**PROBLEM DETAILS**:
Every line must be returned precisely as it is written.

**PROVIDED MATERIAL**:
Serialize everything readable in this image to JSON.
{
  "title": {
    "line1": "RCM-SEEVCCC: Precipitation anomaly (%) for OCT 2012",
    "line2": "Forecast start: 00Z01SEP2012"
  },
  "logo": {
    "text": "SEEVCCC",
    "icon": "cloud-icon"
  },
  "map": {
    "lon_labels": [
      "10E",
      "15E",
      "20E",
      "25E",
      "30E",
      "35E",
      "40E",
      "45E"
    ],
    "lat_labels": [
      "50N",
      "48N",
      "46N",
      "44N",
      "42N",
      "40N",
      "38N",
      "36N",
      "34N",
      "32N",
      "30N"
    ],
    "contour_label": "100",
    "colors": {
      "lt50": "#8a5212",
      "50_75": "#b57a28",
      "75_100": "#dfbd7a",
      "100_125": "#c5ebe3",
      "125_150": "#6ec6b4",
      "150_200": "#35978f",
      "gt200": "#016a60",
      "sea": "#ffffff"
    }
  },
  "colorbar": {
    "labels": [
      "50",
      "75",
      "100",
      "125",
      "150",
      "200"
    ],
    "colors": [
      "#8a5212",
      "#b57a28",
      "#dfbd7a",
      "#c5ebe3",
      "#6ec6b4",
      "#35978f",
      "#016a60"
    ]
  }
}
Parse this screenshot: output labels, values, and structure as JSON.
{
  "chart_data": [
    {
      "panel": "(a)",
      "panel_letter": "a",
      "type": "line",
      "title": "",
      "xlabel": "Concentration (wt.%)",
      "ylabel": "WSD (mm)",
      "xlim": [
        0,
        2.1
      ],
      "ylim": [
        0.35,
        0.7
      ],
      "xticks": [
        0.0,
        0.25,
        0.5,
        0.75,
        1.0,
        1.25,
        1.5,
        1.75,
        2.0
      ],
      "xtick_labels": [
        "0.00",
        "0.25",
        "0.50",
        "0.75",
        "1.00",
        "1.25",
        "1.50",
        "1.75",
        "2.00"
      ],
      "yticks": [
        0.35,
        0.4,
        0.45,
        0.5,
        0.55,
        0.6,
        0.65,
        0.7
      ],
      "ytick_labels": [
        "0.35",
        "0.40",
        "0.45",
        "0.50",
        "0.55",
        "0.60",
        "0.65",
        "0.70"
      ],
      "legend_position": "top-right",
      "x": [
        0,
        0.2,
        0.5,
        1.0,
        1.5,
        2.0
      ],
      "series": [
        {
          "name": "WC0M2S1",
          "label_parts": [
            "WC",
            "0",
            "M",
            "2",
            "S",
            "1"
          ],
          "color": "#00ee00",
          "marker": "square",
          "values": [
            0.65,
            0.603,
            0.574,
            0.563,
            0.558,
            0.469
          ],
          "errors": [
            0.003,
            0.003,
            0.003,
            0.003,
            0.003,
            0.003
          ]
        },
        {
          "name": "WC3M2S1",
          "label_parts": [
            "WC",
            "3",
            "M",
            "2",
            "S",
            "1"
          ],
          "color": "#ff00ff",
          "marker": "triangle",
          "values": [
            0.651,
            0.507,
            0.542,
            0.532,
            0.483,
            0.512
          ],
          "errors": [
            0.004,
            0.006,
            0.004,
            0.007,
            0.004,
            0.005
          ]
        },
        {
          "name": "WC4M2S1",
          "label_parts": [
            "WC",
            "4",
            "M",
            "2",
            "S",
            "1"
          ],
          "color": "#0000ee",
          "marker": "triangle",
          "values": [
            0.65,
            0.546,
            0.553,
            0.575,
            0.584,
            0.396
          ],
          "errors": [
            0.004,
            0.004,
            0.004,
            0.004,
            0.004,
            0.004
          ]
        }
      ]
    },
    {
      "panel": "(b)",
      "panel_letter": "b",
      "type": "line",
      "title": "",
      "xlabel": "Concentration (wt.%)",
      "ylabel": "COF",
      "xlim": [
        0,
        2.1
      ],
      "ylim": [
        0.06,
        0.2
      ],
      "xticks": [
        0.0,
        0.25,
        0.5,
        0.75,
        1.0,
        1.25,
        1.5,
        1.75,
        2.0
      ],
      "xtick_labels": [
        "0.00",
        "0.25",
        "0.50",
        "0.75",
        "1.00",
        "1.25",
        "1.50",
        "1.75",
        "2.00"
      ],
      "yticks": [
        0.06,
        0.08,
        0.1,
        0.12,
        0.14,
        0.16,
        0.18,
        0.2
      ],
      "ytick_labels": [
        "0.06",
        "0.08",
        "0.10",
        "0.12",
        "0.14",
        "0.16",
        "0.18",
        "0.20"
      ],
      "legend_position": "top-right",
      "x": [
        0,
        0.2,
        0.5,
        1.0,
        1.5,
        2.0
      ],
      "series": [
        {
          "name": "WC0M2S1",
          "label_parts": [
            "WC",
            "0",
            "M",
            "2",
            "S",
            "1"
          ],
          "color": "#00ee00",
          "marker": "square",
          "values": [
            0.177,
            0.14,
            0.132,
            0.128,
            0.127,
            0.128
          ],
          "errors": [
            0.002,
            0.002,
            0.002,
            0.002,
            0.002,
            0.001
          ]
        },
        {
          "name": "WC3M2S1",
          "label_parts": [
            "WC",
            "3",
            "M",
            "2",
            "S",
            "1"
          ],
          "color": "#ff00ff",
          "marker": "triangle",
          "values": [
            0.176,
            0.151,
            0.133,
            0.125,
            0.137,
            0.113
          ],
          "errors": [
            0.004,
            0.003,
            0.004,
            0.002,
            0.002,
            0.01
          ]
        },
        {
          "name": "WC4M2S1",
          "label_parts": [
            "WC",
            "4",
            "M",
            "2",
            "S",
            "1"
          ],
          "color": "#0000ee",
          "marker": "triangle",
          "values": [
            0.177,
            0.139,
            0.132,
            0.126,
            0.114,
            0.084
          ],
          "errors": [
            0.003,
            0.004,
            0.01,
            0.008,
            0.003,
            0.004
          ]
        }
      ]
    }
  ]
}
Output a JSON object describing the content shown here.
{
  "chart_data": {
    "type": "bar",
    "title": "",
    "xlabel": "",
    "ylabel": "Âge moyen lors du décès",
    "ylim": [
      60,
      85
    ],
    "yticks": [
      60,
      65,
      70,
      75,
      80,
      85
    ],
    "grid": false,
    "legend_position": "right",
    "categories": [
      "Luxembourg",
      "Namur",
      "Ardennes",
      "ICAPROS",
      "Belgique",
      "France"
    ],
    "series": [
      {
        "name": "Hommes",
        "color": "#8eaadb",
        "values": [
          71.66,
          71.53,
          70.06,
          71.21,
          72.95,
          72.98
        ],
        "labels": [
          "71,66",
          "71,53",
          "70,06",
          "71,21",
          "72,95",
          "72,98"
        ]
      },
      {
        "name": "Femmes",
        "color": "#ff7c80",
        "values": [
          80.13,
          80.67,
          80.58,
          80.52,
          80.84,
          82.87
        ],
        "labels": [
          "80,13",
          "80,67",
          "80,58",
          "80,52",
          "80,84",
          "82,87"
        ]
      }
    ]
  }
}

**OUTPUT OF THE EXERCISE**:
Serialize everything readable in this image to JSON.
{
  "title": {
    "line1": "RCM-SEEVCCC: Precipitation anomaly (%) for OCT 2012",
    "line2": "Forecast start: 00Z01SEP2012"
  },
  "logo": {
    "text": "SEEVCCC",
    "icon": "cloud-icon"
  },
  "map": {
    "lon_labels": [
      "10E",
      "15E",
      "20E",
      "25E",
      "30E",
      "35E",
      "40E",
      "45E"
    ],
    "lat_labels": [
      "50N",
      "48N",
      "46N",
      "44N",
      "42N",
      "40N",
      "38N",
      "36N",
      "34N",
      "32N",
      "30N"
    ],
    "contour_label": "100",
    "colors": {
      "lt50": "#8a5212",
      "50_75": "#b57a28",
      "75_100": "#dfbd7a",
      "100_125": "#c5ebe3",
      "125_150": "#6ec6b4",
      "150_200": "#35978f",
      "gt200": "#016a60",
      "sea": "#ffffff"
    }
  },
  "colorbar": {
    "labels": [
      "50",
      "75",
      "100",
      "125",
      "150",
      "200"
    ],
    "colors": [
      "#8a5212",
      "#b57a28",
      "#dfbd7a",
      "#c5ebe3",
      "#6ec6b4",
      "#35978f",
      "#016a60"
    ]
  }
}
Parse this screenshot: output labels, values, and structure as JSON.
{
  "chart_data": [
    {
      "panel": "(a)",
      "panel_letter": "a",
      "type": "line",
      "title": "",
      "xlabel": "Concentration (wt.%)",
      "ylabel": "WSD (mm)",
      "xlim": [
        0,
        2.1
      ],
      "ylim": [
        0.35,
        0.7
      ],
      "xticks": [
        0.0,
        0.25,
        0.5,
        0.75,
        1.0,
        1.25,
        1.5,
        1.75,
        2.0
      ],
      "xtick_labels": [
        "0.00",
        "0.25",
        "0.50",
        "0.75",
        "1.00",
        "1.25",
        "1.50",
        "1.75",
        "2.00"
      ],
      "yticks": [
        0.35,
        0.4,
        0.45,
        0.5,
        0.55,
        0.6,
        0.65,
        0.7
      ],
      "ytick_labels": [
        "0.35",
        "0.40",
        "0.45",
        "0.50",
        "0.55",
        "0.60",
        "0.65",
        "0.70"
      ],
      "legend_position": "top-right",
      "x": [
        0,
        0.2,
        0.5,
        1.0,
        1.5,
        2.0
      ],
      "series": [
        {
          "name": "WC0M2S1",
          "label_parts": [
            "WC",
            "0",
            "M",
            "2",
            "S",
            "1"
          ],
          "color": "#00ee00",
          "marker": "square",
          "values": [
            0.65,
            0.603,
            0.574,
            0.563,
            0.558,
            0.469
          ],
          "errors": [
            0.003,
            0.003,
            0.003,
            0.003,
            0.003,
            0.003
          ]
        },
        {
          "name": "WC3M2S1",
          "label_parts": [
            "WC",
            "3",
            "M",
            "2",
            "S",
            "1"
          ],
          "color": "#ff00ff",
          "marker": "triangle",
          "values": [
            0.651,
            0.507,
            0.542,
            0.532,
            0.483,
            0.512
          ],
          "errors": [
            0.004,
            0.006,
            0.004,
            0.007,
            0.004,
            0.005
          ]
        },
        {
          "name": "WC4M2S1",
          "label_parts": [
            "WC",
            "4",
            "M",
            "2",
            "S",
            "1"
          ],
          "color": "#0000ee",
          "marker": "triangle",
          "values": [
            0.65,
            0.546,
            0.553,
            0.575,
            0.584,
            0.396
          ],
          "errors": [
            0.004,
            0.004,
            0.004,
            0.004,
            0.004,
            0.004
          ]
        }
      ]
    },
    {
      "panel": "(b)",
      "panel_letter": "b",
      "type": "line",
      "title": "",
      "xlabel": "Concentration (wt.%)",
      "ylabel": "COF",
      "xlim": [
        0,
        2.1
      ],
      "ylim": [
        0.06,
        0.2
      ],
      "xticks": [
        0.0,
        0.25,
        0.5,
        0.75,
        1.0,
        1.25,
        1.5,
        1.75,
        2.0
      ],
      "xtick_labels": [
        "0.00",
        "0.25",
        "0.50",
        "0.75",
        "1.00",
        "1.25",
        "1.50",
        "1.75",
        "2.00"
      ],
      "yticks": [
        0.06,
        0.08,
        0.1,
        0.12,
        0.14,
        0.16,
        0.18,
        0.2
      ],
      "ytick_labels": [
        "0.06",
        "0.08",
        "0.10",
        "0.12",
        "0.14",
        "0.16",
        "0.18",
        "0.20"
      ],
      "legend_position": "top-right",
      "x": [
        0,
        0.2,
        0.5,
        1.0,
        1.5,
        2.0
      ],
      "series": [
        {
          "name": "WC0M2S1",
          "label_parts": [
            "WC",
            "0",
            "M",
            "2",
            "S",
            "1"
          ],
          "color": "#00ee00",
          "marker": "square",
          "values": [
            0.177,
            0.14,
            0.132,
            0.128,
            0.127,
            0.128
          ],
          "errors": [
            0.002,
            0.002,
            0.002,
            0.002,
            0.002,
            0.001
          ]
        },
        {
          "name": "WC3M2S1",
          "label_parts": [
            "WC",
            "3",
            "M",
            "2",
            "S",
            "1"
          ],
          "color": "#ff00ff",
          "marker": "triangle",
          "values": [
            0.176,
            0.151,
            0.133,
            0.125,
            0.137,
            0.113
          ],
          "errors": [
            0.004,
            0.003,
            0.004,
            0.002,
            0.002,
            0.01
          ]
        },
        {
          "name": "WC4M2S1",
          "label_parts": [
            "WC",
            "4",
            "M",
            "2",
            "S",
            "1"
          ],
          "color": "#0000ee",
          "marker": "triangle",
          "values": [
            0.177,
            0.139,
            0.132,
            0.126,
            0.114,
            0.084
          ],
          "errors": [
            0.003,
            0.004,
            0.01,
            0.008,
            0.003,
            0.004
          ]
        }
      ]
    }
  ]
}
Output a JSON object describing the content shown here.
{
  "chart_data": {
    "type": "bar",
    "title": "",
    "xlabel": "",
    "ylabel": "Âge moyen lors du décès",
    "ylim": [
      60,
      85
    ],
    "yticks": [
      60,
      65,
      70,
      75,
      80,
      85
    ],
    "grid": false,
    "legend_position": "right",
    "categories": [
      "Luxembourg",
      "Namur",
      "Ardennes",
      "ICAPROS",
      "Belgique",
      "France"
    ],
    "series": [
      {
        "name": "Hommes",
        "color": "#8eaadb",
        "values": [
          71.66,
          71.53,
          70.06,
          71.21,
          72.95,
          72.98
        ],
        "labels": [
          "71,66",
          "71,53",
          "70,06",
          "71,21",
          "72,95",
          "72,98"
        ]
      },
      {
        "name": "Femmes",
        "color": "#ff7c80",
        "values": [
          80.13,
          80.67,
          80.58,
          80.52,
          80.84,
          82.87
        ],
        "labels": [
          "80,13",
          "80,67",
          "80,58",
          "80,52",
          "80,84",
          "82,87"
        ]
      }
    ]
  }
}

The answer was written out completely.